▶ [Exercise text]:
┄┄┄┄┄┄┄┄┄┄

Ethereum’s ether (ETH) is beating Bitcoin (BTC) on recent performance, with the ETH/BTC rate rising to ~0.036—its highest level of 2025—after surging roughly 45% month over month, according to TradingView figures cited by Russia’s business outlet RBC.
Price action supports the shift. Ether pushed back above $4,000 on Aug. 8, buoyed by accelerating spot ETF demand and growing use of ETH on corporate balance sheets, Bloomberg reported. Meanwhile, CoinDesk noted ETH jumped ~21% over the past week through Aug. 11 as Bitcoin rose ~3%, underscoring the relative strength in ether.
Record-setting ETF flows tip the scales
Institutional flows are a big piece of the story. U.S.-listed spot Ether ETFs just posted their first-ever $1 billion day of net inflows on Aug. 11, with BlackRock’s fund taking in just under $640 million and Fidelity’s about $277 million, per CoinDesk’s markets brief. That single-day haul outpaced Bitcoin-linked ETFs, highlighting a shift in investor attention.
Zooming out, CoinDesk also tallied $8.7 billion in cumulative net inflows for U.S. spot ETH funds since their July 2024 debut, with BlackRock’s product reaching $10B AUM faster than most ETFs in history. Flows have been positive for weeks, a tailwind that coincided with ether’s latest rally.
Why ETH is in favor right now
1) Corporate treasuries are nibbling at ether.
A Reuters special report found small public companies are adding ETH to treasuries, attracted by its combination of brand recognition and staking yields. Reuters estimated ~966,000 ETH (≈$3.5B at the time) were held by companies as of early August—up sharply from late 2024—while acknowledging risks around volatility and regulation. That incremental demand can matter at the margin.
2) Macro and regulatory backdrop.
CoinDesk points to pro-crypto regulatory signals and ETF-driven liquidity as core drivers of ETH’s momentum this month, even as BTC hovers near record highs. With stocks and risk assets broadly firm, traders have more room to position for an ether catch-up trade.
3) The ETH/BTC ratio broke higher.
Technically, the rise in the ETH/BTC pair to ~0.036 marks a decisive break from this year’s lows (near 0.018 in April, by several TradingView-based analyses), fueling relative-value bets that ether can continue to close the performance gap with Bitcoin into year-end.

┄┄┄┄┄┄┄┄┄┄

▶ [Data to examine]:
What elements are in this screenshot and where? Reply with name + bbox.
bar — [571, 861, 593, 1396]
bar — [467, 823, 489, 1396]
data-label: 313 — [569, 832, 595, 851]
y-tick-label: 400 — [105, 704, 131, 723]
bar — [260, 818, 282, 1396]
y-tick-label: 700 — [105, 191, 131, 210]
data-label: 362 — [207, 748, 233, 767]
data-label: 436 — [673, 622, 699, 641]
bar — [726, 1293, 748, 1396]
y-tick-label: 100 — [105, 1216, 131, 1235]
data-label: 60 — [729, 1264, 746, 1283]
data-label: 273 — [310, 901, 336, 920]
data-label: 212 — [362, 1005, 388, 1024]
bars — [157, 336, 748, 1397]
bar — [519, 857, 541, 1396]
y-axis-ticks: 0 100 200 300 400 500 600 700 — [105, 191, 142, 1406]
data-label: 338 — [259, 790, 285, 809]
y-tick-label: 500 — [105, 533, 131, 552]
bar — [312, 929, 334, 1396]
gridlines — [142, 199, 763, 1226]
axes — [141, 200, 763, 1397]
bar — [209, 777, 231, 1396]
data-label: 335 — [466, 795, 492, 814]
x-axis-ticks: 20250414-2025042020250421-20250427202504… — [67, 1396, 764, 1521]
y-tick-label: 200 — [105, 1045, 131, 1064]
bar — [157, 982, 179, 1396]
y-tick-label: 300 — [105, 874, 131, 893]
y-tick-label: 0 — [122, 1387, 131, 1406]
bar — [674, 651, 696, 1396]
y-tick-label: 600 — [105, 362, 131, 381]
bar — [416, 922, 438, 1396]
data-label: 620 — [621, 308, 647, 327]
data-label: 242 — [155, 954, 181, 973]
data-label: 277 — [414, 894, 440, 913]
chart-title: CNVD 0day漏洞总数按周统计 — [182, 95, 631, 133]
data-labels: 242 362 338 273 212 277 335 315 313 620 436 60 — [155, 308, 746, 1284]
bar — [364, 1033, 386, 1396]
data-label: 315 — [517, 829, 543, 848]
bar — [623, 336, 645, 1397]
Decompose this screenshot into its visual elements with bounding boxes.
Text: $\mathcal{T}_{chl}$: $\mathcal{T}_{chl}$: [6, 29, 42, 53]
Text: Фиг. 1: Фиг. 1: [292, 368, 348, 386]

┄┄┄┄┄┄┄┄┄┄

▶ [What you are asked to do]:
Please write the next part of the article about ether outperforming Bitcoin, picking up after its last sentence. The material has no connection to the article about ether outperforming Bitcoin.

▶ [Output for this task]:
Context: Bitcoin still sets the ceiling
Even as ether outperforms on a relative basis, Bitcoin remains the market’s bellwether. BTC is probing the low-$120Ks after setting fresh highs in July, and miner profitability has improved since the April halving, according to JPMorgan commentary summarized by CoinDesk. If BTC falters, altcoin beta typically cuts both ways—helping on the way up and hurting on the way down.
What could keep ETH in the lead (and what could reverse it)
Bullish follow-through depends on:
- Sustained ETF demand: If Ether funds continue to attract multi-hundred-million daily inflows, that creates a structural bid—especially with in-kind creation making it easier for institutions to move size. (Crypto ETFs overall saw a record $12.8B in July, per CoinDesk.)
- Treasury adoption & staking clarity: More public companies experimenting with ETH treasuries—and clearer accounting/tax treatment of staking—would support the “digital asset working capital” narrative Reuters highlighted.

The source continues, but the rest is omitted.